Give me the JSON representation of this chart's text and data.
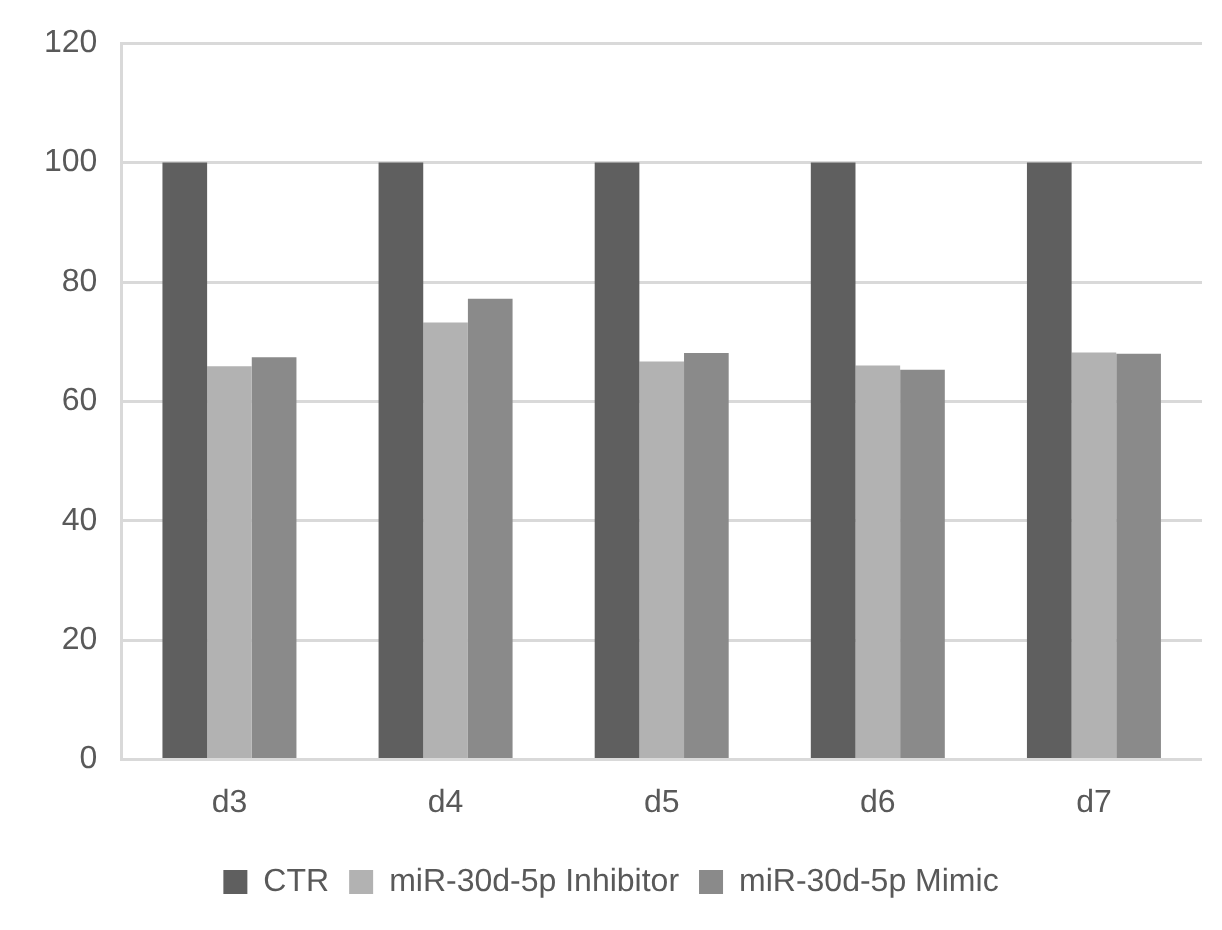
{
  "chart_data": {
    "type": "bar",
    "categories": [
      "d3",
      "d4",
      "d5",
      "d6",
      "d7"
    ],
    "series": [
      {
        "name": "CTR",
        "color": "#5f5f5f",
        "values": [
          100,
          100,
          100,
          100,
          100
        ]
      },
      {
        "name": "miR-30d-5p Inhibitor",
        "color": "#b2b2b2",
        "values": [
          65.9,
          73.2,
          66.7,
          66.0,
          68.2
        ]
      },
      {
        "name": "miR-30d-5p Mimic",
        "color": "#8a8a8a",
        "values": [
          67.4,
          77.2,
          68.1,
          65.3,
          68.0
        ]
      }
    ],
    "ylim": [
      0,
      120
    ],
    "yticks": [
      0,
      20,
      40,
      60,
      80,
      100,
      120
    ],
    "grid": "y",
    "legend": "bottom"
  }
}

# # # # #

### Goal of the exercise
Images do not belong in the copy; reproduce all other parts of the records above verbatim.

### Task solution
Give me the JSON representation of this chart's text and data.
{
  "chart_data": {
    "type": "bar",
    "categories": [
      "d3",
      "d4",
      "d5",
      "d6",
      "d7"
    ],
    "series": [
      {
        "name": "CTR",
        "color": "#5f5f5f",
        "values": [
          100,
          100,
          100,
          100,
          100
        ]
      },
      {
        "name": "miR-30d-5p Inhibitor",
        "color": "#b2b2b2",
        "values": [
          65.9,
          73.2,
          66.7,
          66.0,
          68.2
        ]
      },
      {
        "name": "miR-30d-5p Mimic",
        "color": "#8a8a8a",
        "values": [
          67.4,
          77.2,
          68.1,
          65.3,
          68.0
        ]
      }
    ],
    "ylim": [
      0,
      120
    ],
    "yticks": [
      0,
      20,
      40,
      60,
      80,
      100,
      120
    ],
    "grid": "y",
    "legend": "bottom"
  }
}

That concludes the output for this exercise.